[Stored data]
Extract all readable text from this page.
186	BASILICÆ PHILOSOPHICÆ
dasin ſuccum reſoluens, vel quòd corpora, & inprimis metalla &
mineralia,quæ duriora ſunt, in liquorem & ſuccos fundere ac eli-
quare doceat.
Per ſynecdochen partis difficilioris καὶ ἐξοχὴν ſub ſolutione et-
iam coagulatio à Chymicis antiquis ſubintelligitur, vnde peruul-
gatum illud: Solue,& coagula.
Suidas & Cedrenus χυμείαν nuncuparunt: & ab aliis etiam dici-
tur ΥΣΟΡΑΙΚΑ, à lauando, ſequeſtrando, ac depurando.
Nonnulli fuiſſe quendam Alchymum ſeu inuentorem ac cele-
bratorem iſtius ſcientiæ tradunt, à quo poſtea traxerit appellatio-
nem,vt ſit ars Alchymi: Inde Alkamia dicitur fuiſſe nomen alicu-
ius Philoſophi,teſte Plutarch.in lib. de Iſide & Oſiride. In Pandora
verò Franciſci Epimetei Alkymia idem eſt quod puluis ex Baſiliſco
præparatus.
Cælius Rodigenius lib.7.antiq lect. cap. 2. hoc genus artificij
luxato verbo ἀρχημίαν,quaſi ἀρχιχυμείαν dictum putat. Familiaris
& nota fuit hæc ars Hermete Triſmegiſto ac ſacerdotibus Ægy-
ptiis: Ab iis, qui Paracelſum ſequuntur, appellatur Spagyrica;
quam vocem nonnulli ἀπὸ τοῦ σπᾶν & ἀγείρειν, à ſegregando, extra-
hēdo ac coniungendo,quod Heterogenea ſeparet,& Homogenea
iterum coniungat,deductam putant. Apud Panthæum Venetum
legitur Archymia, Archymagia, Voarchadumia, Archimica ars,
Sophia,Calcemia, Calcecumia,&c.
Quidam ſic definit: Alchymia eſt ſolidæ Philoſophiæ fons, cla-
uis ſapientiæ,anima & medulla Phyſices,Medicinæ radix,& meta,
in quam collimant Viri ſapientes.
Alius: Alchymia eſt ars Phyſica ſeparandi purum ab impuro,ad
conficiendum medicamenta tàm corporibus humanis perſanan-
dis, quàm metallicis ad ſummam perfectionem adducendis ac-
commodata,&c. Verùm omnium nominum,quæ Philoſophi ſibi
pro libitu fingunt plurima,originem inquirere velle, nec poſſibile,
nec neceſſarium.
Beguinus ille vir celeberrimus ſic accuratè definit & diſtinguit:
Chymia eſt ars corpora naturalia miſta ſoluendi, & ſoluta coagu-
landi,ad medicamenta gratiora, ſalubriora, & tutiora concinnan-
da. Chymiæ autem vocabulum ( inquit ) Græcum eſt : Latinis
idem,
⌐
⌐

### Problem to work on:
Type the material above out again, exactly.

### Written answer:
Extract all readable text from this page.
186	BASILICÆ PHILOSOPHICÆ
dasin ſuccum reſoluens, vel quòd corpora, & inprimis metalla &
mineralia,quæ duriora ſunt, in liquorem & ſuccos fundere ac eli-
quare doceat.
Per ſynecdochen partis difficilioris καὶ ἐξοχὴν ſub ſolutione et-
iam coagulatio à Chymicis antiquis ſubintelligitur, vnde peruul-
gatum illud: Solue,& coagula.
Suidas & Cedrenus χυμείαν nuncuparunt: & ab aliis etiam dici-
tur ΥΣΟΡΑΙΚΑ, à lauando, ſequeſtrando, ac depurando.
Nonnulli fuiſſe quendam Alchymum ſeu inuentorem ac cele-
bratorem iſtius ſcientiæ tradunt, à quo poſtea traxerit appellatio-
nem,vt ſit ars Alchymi: Inde Alkamia dicitur fuiſſe nomen alicu-
ius Philoſophi,teſte Plutarch.in lib. de Iſide & Oſiride. In Pandora
verò Franciſci Epimetei Alkymia idem eſt quod puluis ex Baſiliſco
præparatus.
Cælius Rodigenius lib.7.antiq lect. cap. 2. hoc genus artificij
luxato verbo ἀρχημίαν,quaſi ἀρχιχυμείαν dictum putat. Familiaris
& nota fuit hæc ars Hermete Triſmegiſto ac ſacerdotibus Ægy-
ptiis: Ab iis, qui Paracelſum ſequuntur, appellatur Spagyrica;
quam vocem nonnulli ἀπὸ τοῦ σπᾶν & ἀγείρειν, à ſegregando, extra-
hēdo ac coniungendo,quod Heterogenea ſeparet,& Homogenea
iterum coniungat,deductam putant. Apud Panthæum Venetum
legitur Archymia, Archymagia, Voarchadumia, Archimica ars,
Sophia,Calcemia, Calcecumia,&c.
Quidam ſic definit: Alchymia eſt ſolidæ Philoſophiæ fons, cla-
uis ſapientiæ,anima & medulla Phyſices,Medicinæ radix,& meta,
in quam collimant Viri ſapientes.
Alius: Alchymia eſt ars Phyſica ſeparandi purum ab impuro,ad
conficiendum medicamenta tàm corporibus humanis perſanan-
dis, quàm metallicis ad ſummam perfectionem adducendis ac-
commodata,&c. Verùm omnium nominum,quæ Philoſophi ſibi
pro libitu fingunt plurima,originem inquirere velle, nec poſſibile,
nec neceſſarium.
Beguinus ille vir celeberrimus ſic accuratè definit & diſtinguit:
Chymia eſt ars corpora naturalia miſta ſoluendi, & ſoluta coagu-
landi,ad medicamenta gratiora, ſalubriora, & tutiora concinnan-
da. Chymiæ autem vocabulum ( inquit ) Græcum eſt : Latinis
idem,
⌐
⌐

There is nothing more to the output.